WHAT YOU WILL DO: Can you find the lines of the listing that include "March" and copy every one?

Data records:
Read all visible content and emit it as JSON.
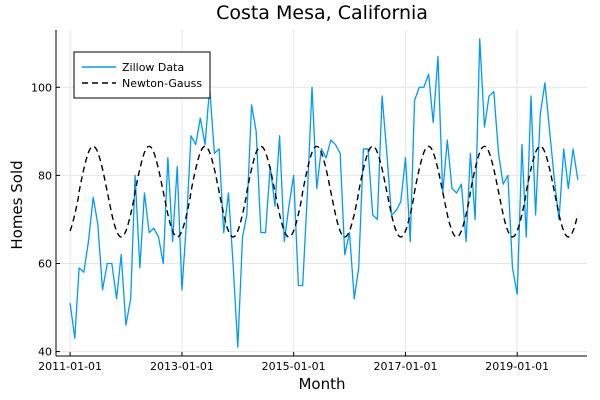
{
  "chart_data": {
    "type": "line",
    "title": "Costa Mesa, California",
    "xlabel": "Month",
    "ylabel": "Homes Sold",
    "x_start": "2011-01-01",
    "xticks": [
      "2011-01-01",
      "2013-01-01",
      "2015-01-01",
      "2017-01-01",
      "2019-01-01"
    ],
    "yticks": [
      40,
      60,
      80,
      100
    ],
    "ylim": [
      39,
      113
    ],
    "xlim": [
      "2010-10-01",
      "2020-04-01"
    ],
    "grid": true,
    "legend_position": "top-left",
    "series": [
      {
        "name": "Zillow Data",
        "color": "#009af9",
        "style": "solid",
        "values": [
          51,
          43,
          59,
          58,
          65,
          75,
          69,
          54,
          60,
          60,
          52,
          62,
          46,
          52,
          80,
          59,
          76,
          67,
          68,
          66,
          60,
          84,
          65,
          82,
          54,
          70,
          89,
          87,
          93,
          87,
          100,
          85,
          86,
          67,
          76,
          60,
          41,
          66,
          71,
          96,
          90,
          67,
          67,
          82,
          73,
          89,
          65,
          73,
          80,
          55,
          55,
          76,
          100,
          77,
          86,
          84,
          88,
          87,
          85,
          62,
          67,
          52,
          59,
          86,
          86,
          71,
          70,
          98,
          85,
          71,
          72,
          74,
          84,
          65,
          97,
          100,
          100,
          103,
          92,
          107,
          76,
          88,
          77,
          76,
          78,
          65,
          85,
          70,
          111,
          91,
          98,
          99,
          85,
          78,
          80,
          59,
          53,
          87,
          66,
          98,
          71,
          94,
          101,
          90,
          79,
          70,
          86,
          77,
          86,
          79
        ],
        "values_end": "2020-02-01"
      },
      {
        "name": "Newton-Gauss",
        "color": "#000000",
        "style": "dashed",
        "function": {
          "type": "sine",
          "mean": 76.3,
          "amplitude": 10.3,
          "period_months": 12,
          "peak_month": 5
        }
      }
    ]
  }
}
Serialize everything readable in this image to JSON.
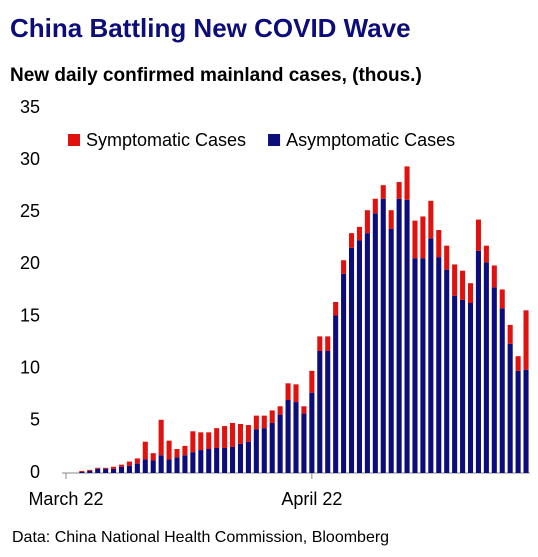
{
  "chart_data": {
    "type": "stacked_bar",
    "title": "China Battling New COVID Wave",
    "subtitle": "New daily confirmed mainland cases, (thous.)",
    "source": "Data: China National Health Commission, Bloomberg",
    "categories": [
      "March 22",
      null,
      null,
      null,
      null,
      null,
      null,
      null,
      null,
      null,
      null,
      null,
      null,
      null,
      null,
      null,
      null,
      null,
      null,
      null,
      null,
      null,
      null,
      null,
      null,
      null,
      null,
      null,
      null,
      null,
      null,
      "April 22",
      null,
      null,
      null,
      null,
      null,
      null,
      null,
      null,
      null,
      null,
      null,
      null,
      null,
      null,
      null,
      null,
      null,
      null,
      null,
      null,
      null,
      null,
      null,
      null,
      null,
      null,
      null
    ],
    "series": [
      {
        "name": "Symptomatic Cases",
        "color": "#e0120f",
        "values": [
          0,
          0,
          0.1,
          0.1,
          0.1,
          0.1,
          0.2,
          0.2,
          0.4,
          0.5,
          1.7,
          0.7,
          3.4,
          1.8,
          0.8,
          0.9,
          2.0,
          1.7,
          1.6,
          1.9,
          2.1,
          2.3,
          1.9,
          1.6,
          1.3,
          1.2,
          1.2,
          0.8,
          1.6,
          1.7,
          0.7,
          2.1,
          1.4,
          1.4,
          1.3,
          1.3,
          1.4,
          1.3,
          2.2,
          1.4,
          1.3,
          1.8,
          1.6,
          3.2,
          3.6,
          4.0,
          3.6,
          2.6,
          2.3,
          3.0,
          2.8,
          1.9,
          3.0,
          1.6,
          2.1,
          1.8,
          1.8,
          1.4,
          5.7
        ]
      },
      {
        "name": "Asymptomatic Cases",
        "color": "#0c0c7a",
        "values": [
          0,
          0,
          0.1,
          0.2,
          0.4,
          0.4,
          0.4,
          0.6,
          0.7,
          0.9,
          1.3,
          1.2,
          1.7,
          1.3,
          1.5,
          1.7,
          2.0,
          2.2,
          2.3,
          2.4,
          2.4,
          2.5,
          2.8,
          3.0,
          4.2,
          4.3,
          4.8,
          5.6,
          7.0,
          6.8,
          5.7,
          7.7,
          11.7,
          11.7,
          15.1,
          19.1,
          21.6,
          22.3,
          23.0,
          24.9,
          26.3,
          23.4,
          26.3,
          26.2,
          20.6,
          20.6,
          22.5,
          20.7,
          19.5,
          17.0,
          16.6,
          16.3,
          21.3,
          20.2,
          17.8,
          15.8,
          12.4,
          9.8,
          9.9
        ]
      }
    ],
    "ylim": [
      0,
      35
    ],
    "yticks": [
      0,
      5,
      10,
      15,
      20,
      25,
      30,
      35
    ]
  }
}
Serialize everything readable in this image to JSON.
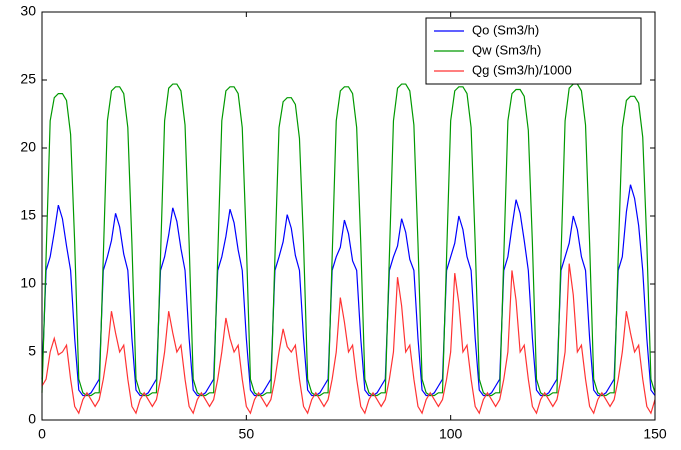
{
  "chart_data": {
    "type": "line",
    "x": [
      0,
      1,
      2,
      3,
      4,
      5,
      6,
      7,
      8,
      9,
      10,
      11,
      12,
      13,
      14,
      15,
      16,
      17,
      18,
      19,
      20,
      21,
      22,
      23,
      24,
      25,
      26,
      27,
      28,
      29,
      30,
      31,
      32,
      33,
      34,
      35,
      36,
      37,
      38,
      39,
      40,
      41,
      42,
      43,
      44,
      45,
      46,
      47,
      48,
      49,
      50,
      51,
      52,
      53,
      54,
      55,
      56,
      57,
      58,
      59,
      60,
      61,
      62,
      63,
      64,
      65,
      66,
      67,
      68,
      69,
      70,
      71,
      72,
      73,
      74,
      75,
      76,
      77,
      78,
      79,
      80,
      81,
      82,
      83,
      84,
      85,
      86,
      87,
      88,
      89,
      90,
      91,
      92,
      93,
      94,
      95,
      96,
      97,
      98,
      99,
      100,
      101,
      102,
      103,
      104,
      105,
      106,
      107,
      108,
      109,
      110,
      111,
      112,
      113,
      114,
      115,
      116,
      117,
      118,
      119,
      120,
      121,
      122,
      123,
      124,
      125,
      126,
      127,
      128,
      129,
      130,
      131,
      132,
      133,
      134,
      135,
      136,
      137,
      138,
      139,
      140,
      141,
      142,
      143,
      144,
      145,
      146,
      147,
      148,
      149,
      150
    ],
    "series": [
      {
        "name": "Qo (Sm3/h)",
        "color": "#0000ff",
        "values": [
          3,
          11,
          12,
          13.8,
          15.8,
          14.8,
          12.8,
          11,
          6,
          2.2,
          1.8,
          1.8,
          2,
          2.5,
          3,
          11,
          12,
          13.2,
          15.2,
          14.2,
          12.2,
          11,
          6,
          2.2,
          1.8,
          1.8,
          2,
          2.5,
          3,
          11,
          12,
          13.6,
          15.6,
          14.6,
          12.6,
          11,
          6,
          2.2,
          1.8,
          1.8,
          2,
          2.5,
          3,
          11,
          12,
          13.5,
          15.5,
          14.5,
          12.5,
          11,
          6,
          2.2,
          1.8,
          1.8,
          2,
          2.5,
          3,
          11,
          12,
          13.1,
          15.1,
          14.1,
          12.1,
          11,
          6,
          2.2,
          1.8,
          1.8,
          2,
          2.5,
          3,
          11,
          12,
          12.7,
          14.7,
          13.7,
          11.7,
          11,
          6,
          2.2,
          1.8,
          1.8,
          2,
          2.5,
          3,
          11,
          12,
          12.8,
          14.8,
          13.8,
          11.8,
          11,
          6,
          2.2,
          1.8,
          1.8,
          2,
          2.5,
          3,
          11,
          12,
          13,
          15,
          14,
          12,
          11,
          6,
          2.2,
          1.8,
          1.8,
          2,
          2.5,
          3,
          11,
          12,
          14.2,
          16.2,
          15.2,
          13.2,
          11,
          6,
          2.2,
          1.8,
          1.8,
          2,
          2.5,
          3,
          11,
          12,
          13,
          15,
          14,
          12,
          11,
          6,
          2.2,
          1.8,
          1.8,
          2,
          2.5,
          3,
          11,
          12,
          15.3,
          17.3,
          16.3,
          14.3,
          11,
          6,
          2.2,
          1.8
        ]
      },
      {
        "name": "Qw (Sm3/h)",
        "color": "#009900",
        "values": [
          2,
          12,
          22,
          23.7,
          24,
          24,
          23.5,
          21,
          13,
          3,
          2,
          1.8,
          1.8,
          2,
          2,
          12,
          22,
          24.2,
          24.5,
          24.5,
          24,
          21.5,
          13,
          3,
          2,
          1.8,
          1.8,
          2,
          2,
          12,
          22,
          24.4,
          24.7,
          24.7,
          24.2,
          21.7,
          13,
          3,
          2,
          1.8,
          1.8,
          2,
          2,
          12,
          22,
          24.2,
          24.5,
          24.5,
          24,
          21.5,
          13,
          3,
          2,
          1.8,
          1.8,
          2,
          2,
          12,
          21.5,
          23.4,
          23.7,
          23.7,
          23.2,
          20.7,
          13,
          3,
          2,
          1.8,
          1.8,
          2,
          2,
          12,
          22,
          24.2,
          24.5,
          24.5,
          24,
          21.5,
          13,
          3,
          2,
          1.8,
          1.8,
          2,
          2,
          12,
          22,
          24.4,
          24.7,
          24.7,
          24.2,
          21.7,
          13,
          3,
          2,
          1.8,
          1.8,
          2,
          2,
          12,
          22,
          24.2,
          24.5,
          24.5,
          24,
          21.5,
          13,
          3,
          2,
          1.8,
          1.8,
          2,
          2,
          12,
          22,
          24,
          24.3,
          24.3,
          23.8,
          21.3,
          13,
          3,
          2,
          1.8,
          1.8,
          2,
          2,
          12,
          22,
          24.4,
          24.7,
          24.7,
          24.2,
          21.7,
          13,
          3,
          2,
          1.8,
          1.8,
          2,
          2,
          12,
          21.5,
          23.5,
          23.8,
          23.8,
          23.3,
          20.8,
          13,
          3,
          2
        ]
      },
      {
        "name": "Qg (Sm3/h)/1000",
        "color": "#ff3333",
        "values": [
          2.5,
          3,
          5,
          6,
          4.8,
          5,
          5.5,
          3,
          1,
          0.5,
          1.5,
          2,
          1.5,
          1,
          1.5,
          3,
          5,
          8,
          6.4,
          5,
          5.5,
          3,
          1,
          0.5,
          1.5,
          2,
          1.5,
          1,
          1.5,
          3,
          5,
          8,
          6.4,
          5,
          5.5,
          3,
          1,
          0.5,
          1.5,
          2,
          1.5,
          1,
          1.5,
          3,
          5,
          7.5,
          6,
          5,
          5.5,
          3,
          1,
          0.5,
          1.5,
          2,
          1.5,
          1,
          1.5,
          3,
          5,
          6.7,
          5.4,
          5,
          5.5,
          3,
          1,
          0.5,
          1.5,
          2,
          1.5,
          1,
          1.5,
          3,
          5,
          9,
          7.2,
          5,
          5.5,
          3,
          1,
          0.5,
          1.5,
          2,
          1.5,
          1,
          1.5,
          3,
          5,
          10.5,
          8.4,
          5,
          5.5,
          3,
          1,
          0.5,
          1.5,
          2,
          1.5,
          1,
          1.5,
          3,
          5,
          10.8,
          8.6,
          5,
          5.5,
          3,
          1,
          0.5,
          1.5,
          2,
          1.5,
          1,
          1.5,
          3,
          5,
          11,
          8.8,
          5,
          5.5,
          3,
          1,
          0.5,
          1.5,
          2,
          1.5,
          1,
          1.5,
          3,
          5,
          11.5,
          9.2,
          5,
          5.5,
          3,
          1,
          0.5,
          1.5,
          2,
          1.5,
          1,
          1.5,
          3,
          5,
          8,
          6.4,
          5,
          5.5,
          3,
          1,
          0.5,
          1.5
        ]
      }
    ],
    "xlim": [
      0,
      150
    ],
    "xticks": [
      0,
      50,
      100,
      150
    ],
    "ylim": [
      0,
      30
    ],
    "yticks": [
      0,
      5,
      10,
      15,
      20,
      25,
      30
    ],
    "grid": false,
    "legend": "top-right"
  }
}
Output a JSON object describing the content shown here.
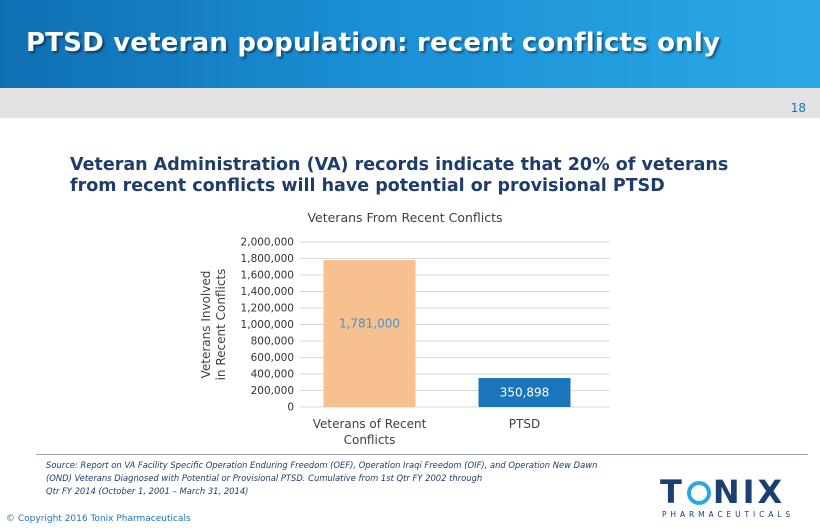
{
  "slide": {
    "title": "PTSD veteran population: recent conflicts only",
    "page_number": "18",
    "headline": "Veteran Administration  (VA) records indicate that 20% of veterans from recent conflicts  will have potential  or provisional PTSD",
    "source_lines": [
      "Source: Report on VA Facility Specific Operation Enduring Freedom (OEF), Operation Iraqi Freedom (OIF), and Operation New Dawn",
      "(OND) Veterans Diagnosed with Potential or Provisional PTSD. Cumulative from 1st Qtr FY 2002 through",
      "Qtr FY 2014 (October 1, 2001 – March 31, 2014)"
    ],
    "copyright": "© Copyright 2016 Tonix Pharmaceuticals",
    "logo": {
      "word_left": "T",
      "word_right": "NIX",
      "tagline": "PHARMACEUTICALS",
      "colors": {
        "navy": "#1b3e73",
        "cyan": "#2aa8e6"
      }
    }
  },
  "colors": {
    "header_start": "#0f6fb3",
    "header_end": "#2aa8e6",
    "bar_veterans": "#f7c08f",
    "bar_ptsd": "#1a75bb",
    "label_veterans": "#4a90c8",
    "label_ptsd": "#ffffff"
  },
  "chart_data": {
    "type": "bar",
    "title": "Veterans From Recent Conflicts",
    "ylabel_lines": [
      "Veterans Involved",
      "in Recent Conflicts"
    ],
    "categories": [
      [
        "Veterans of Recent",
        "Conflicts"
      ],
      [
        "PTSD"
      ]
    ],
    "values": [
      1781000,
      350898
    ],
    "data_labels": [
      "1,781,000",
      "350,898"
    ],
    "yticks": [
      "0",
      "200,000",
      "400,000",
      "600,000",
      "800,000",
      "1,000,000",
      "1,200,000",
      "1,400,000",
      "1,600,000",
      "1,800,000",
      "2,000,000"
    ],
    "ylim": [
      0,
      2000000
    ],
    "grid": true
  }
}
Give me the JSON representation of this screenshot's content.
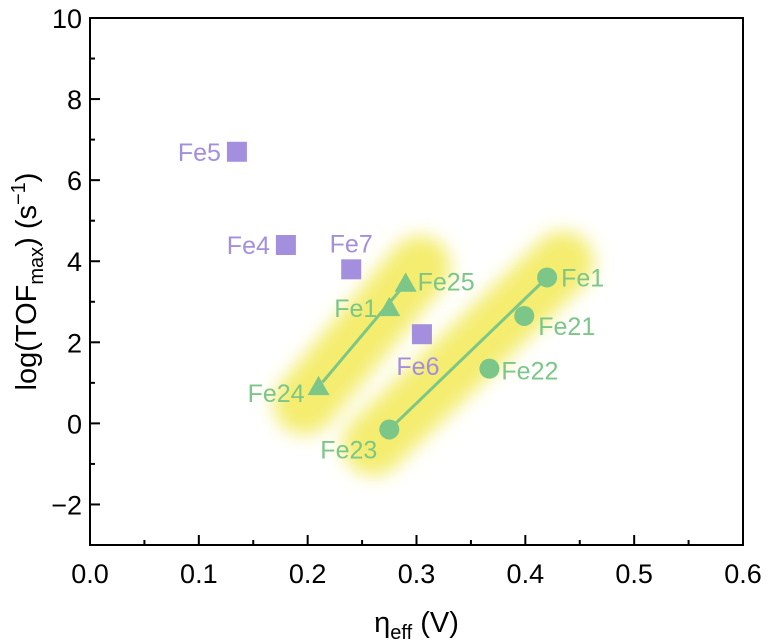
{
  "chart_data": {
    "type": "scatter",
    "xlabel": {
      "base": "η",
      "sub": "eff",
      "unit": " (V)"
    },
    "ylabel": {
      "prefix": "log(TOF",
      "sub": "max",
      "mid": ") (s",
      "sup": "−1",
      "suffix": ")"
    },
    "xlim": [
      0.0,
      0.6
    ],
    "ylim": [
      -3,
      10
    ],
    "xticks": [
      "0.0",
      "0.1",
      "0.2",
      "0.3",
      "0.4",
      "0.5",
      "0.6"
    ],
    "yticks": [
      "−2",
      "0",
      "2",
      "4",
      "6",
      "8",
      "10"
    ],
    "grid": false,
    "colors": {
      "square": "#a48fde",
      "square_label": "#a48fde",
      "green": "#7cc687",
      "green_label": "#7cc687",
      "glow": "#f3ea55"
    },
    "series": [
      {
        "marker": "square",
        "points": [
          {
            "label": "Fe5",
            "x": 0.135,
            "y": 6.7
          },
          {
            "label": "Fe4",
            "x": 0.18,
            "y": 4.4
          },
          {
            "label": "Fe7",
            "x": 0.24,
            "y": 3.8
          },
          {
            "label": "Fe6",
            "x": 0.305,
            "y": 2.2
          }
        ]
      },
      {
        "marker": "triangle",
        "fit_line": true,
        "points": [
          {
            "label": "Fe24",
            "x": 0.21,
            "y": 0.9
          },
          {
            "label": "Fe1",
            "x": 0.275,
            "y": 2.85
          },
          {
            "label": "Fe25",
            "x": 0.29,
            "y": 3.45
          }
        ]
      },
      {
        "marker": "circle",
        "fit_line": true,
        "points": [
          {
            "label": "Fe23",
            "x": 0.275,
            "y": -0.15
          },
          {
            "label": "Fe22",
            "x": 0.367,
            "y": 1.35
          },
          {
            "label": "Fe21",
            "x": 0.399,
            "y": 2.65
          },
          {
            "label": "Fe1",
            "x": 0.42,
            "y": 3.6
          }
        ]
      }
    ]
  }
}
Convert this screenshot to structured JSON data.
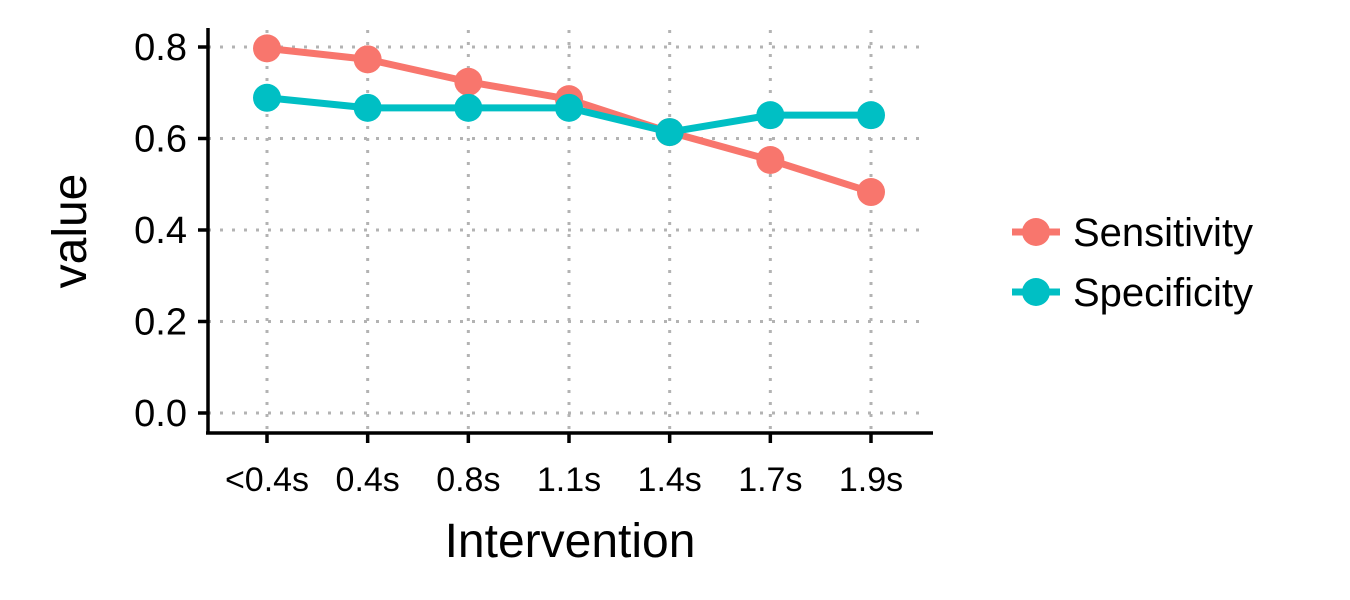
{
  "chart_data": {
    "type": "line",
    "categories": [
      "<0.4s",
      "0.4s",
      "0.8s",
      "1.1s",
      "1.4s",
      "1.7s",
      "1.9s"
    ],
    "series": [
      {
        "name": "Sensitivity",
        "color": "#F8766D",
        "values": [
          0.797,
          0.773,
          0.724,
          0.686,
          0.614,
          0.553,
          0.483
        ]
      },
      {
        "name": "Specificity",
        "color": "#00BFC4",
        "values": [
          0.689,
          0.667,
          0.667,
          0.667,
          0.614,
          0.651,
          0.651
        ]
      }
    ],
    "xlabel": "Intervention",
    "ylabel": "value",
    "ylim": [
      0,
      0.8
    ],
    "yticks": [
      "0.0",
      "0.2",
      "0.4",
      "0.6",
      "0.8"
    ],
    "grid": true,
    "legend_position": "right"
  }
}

RESPONSE FOR THIS EXERCISE:
      "March 22",
      "Qtr FY 2014 (October 1, 2001 – March 31, 2014)"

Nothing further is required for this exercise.